> **Instruction**
In every record below, substitute "drama-masks-icon" for each "theater-masks-icon" and leave all other text unchanged.

Element and region listings
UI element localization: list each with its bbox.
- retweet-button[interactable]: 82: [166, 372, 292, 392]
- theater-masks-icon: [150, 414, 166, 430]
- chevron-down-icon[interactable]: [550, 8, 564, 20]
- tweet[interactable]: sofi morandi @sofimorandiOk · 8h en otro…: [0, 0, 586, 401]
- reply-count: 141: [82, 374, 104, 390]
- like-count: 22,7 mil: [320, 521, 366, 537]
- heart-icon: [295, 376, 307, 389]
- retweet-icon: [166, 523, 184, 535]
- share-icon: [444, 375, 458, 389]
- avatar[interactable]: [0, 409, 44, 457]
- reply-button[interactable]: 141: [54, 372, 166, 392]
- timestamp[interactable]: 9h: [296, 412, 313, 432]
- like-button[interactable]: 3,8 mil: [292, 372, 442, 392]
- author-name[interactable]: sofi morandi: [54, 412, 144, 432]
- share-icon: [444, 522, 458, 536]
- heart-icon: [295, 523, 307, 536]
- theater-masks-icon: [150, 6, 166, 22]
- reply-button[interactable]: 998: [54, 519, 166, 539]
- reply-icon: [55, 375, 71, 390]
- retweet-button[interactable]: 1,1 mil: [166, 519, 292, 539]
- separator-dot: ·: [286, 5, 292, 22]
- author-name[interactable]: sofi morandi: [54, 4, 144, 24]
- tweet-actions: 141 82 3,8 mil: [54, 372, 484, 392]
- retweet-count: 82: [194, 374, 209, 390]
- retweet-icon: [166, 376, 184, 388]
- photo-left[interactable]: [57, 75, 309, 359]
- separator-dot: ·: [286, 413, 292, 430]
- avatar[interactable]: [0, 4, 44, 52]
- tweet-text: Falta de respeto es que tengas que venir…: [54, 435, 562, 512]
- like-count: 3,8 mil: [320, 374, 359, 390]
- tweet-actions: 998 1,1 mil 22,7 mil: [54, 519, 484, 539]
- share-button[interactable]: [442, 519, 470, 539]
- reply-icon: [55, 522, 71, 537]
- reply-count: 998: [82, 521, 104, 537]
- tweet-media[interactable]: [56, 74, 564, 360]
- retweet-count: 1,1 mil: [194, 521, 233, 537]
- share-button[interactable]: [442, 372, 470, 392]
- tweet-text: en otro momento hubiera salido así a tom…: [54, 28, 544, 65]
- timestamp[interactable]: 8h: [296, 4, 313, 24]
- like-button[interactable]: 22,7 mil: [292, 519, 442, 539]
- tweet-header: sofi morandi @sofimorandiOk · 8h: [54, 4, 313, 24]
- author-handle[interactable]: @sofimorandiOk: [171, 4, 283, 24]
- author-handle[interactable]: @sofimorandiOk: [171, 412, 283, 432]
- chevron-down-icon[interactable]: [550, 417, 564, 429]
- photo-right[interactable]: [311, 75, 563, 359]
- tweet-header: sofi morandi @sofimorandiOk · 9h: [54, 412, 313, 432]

> **Response to this task**
UI element localization: list each with its bbox.
- retweet-button[interactable]: 82: [166, 372, 292, 392]
- drama-masks-icon: [150, 414, 166, 430]
- chevron-down-icon[interactable]: [550, 8, 564, 20]
- tweet[interactable]: sofi morandi @sofimorandiOk · 8h en otro…: [0, 0, 586, 401]
- reply-count: 141: [82, 374, 104, 390]
- like-count: 22,7 mil: [320, 521, 366, 537]
- heart-icon: [295, 376, 307, 389]
- retweet-icon: [166, 523, 184, 535]
- share-icon: [444, 375, 458, 389]
- avatar[interactable]: [0, 409, 44, 457]
- reply-button[interactable]: 141: [54, 372, 166, 392]
- timestamp[interactable]: 9h: [296, 412, 313, 432]
- like-button[interactable]: 3,8 mil: [292, 372, 442, 392]
- author-name[interactable]: sofi morandi: [54, 412, 144, 432]
- share-icon: [444, 522, 458, 536]
- heart-icon: [295, 523, 307, 536]
- drama-masks-icon: [150, 6, 166, 22]
- reply-button[interactable]: 998: [54, 519, 166, 539]
- reply-icon: [55, 375, 71, 390]
- retweet-button[interactable]: 1,1 mil: [166, 519, 292, 539]
- separator-dot: ·: [286, 5, 292, 22]
- author-name[interactable]: sofi morandi: [54, 4, 144, 24]
- tweet-actions: 141 82 3,8 mil: [54, 372, 484, 392]
- retweet-count: 82: [194, 374, 209, 390]
- retweet-icon: [166, 376, 184, 388]
- photo-left[interactable]: [57, 75, 309, 359]
- separator-dot: ·: [286, 413, 292, 430]
- avatar[interactable]: [0, 4, 44, 52]
- tweet-text: Falta de respeto es que tengas que venir…: [54, 435, 562, 512]
- like-count: 3,8 mil: [320, 374, 359, 390]
- tweet-actions: 998 1,1 mil 22,7 mil: [54, 519, 484, 539]
- share-button[interactable]: [442, 519, 470, 539]
- reply-icon: [55, 522, 71, 537]
- reply-count: 998: [82, 521, 104, 537]
- tweet-media[interactable]: [56, 74, 564, 360]
- retweet-count: 1,1 mil: [194, 521, 233, 537]
- share-button[interactable]: [442, 372, 470, 392]
- tweet-text: en otro momento hubiera salido así a tom…: [54, 28, 544, 65]
- timestamp[interactable]: 8h: [296, 4, 313, 24]
- like-button[interactable]: 22,7 mil: [292, 519, 442, 539]
- tweet-header: sofi morandi @sofimorandiOk · 8h: [54, 4, 313, 24]
- author-handle[interactable]: @sofimorandiOk: [171, 4, 283, 24]
- author-handle[interactable]: @sofimorandiOk: [171, 412, 283, 432]
- chevron-down-icon[interactable]: [550, 417, 564, 429]
- photo-right[interactable]: [311, 75, 563, 359]
- tweet-header: sofi morandi @sofimorandiOk · 9h: [54, 412, 313, 432]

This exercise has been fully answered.